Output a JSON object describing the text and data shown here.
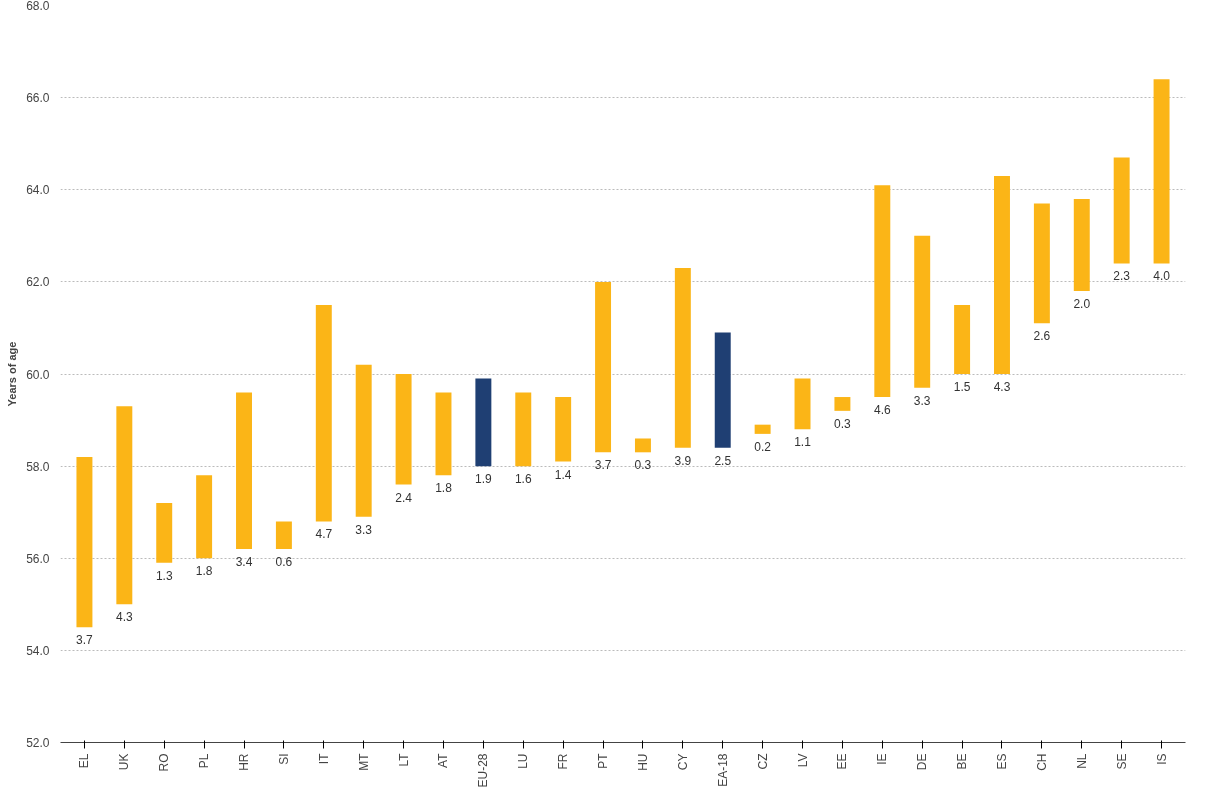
{
  "chart_data": {
    "type": "bar",
    "ylabel": "Years of age",
    "categories": [
      "EL",
      "UK",
      "RO",
      "PL",
      "HR",
      "SI",
      "IT",
      "MT",
      "LT",
      "AT",
      "EU-28",
      "LU",
      "FR",
      "PT",
      "HU",
      "CY",
      "EA-18",
      "CZ",
      "LV",
      "EE",
      "IE",
      "DE",
      "BE",
      "ES",
      "CH",
      "NL",
      "SE",
      "IS"
    ],
    "values": [
      3.7,
      4.3,
      1.3,
      1.8,
      3.4,
      0.6,
      4.7,
      3.3,
      2.4,
      1.8,
      1.9,
      1.6,
      1.4,
      3.7,
      0.3,
      3.9,
      2.5,
      0.2,
      1.1,
      0.3,
      4.6,
      3.3,
      1.5,
      4.3,
      2.6,
      2.0,
      2.3,
      4.0
    ],
    "base": [
      54.5,
      55.0,
      55.9,
      56.0,
      56.2,
      56.2,
      56.8,
      56.9,
      57.6,
      57.8,
      58.0,
      58.0,
      58.1,
      58.3,
      58.3,
      58.4,
      58.4,
      58.7,
      58.8,
      59.2,
      59.5,
      59.7,
      60.0,
      60.0,
      61.1,
      61.8,
      62.4,
      62.4
    ],
    "colors": [
      "#fbb517",
      "#fbb517",
      "#fbb517",
      "#fbb517",
      "#fbb517",
      "#fbb517",
      "#fbb517",
      "#fbb517",
      "#fbb517",
      "#fbb517",
      "#1f3f73",
      "#fbb517",
      "#fbb517",
      "#fbb517",
      "#fbb517",
      "#fbb517",
      "#1f3f73",
      "#fbb517",
      "#fbb517",
      "#fbb517",
      "#fbb517",
      "#fbb517",
      "#fbb517",
      "#fbb517",
      "#fbb517",
      "#fbb517",
      "#fbb517",
      "#fbb517"
    ],
    "value_labels": [
      "3.7",
      "4.3",
      "1.3",
      "1.8",
      "3.4",
      "0.6",
      "4.7",
      "3.3",
      "2.4",
      "1.8",
      "1.9",
      "1.6",
      "1.4",
      "3.7",
      "0.3",
      "3.9",
      "2.5",
      "0.2",
      "1.1",
      "0.3",
      "4.6",
      "3.3",
      "1.5",
      "4.3",
      "2.6",
      "2.0",
      "2.3",
      "4.0"
    ],
    "ylim": [
      52,
      68
    ],
    "yticks": [
      {
        "value": 52,
        "label": "52.0"
      },
      {
        "value": 54,
        "label": "54.0"
      },
      {
        "value": 56,
        "label": "56.0"
      },
      {
        "value": 58,
        "label": "58.0"
      },
      {
        "value": 60,
        "label": "60.0"
      },
      {
        "value": 62,
        "label": "62.0"
      },
      {
        "value": 64,
        "label": "64.0"
      },
      {
        "value": 66,
        "label": "66.0"
      },
      {
        "value": 68,
        "label": "68.0"
      }
    ],
    "grid": "y"
  }
}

───

-- What you need to do --
Copy the records above exactly, leaving out every picture.

-- Solution for this task --
Output a JSON object describing the text and data shown here.
{
  "chart_data": {
    "type": "bar",
    "ylabel": "Years of age",
    "categories": [
      "EL",
      "UK",
      "RO",
      "PL",
      "HR",
      "SI",
      "IT",
      "MT",
      "LT",
      "AT",
      "EU-28",
      "LU",
      "FR",
      "PT",
      "HU",
      "CY",
      "EA-18",
      "CZ",
      "LV",
      "EE",
      "IE",
      "DE",
      "BE",
      "ES",
      "CH",
      "NL",
      "SE",
      "IS"
    ],
    "values": [
      3.7,
      4.3,
      1.3,
      1.8,
      3.4,
      0.6,
      4.7,
      3.3,
      2.4,
      1.8,
      1.9,
      1.6,
      1.4,
      3.7,
      0.3,
      3.9,
      2.5,
      0.2,
      1.1,
      0.3,
      4.6,
      3.3,
      1.5,
      4.3,
      2.6,
      2.0,
      2.3,
      4.0
    ],
    "base": [
      54.5,
      55.0,
      55.9,
      56.0,
      56.2,
      56.2,
      56.8,
      56.9,
      57.6,
      57.8,
      58.0,
      58.0,
      58.1,
      58.3,
      58.3,
      58.4,
      58.4,
      58.7,
      58.8,
      59.2,
      59.5,
      59.7,
      60.0,
      60.0,
      61.1,
      61.8,
      62.4,
      62.4
    ],
    "colors": [
      "#fbb517",
      "#fbb517",
      "#fbb517",
      "#fbb517",
      "#fbb517",
      "#fbb517",
      "#fbb517",
      "#fbb517",
      "#fbb517",
      "#fbb517",
      "#1f3f73",
      "#fbb517",
      "#fbb517",
      "#fbb517",
      "#fbb517",
      "#fbb517",
      "#1f3f73",
      "#fbb517",
      "#fbb517",
      "#fbb517",
      "#fbb517",
      "#fbb517",
      "#fbb517",
      "#fbb517",
      "#fbb517",
      "#fbb517",
      "#fbb517",
      "#fbb517"
    ],
    "value_labels": [
      "3.7",
      "4.3",
      "1.3",
      "1.8",
      "3.4",
      "0.6",
      "4.7",
      "3.3",
      "2.4",
      "1.8",
      "1.9",
      "1.6",
      "1.4",
      "3.7",
      "0.3",
      "3.9",
      "2.5",
      "0.2",
      "1.1",
      "0.3",
      "4.6",
      "3.3",
      "1.5",
      "4.3",
      "2.6",
      "2.0",
      "2.3",
      "4.0"
    ],
    "ylim": [
      52,
      68
    ],
    "yticks": [
      {
        "value": 52,
        "label": "52.0"
      },
      {
        "value": 54,
        "label": "54.0"
      },
      {
        "value": 56,
        "label": "56.0"
      },
      {
        "value": 58,
        "label": "58.0"
      },
      {
        "value": 60,
        "label": "60.0"
      },
      {
        "value": 62,
        "label": "62.0"
      },
      {
        "value": 64,
        "label": "64.0"
      },
      {
        "value": 66,
        "label": "66.0"
      },
      {
        "value": 68,
        "label": "68.0"
      }
    ],
    "grid": "y"
  }
}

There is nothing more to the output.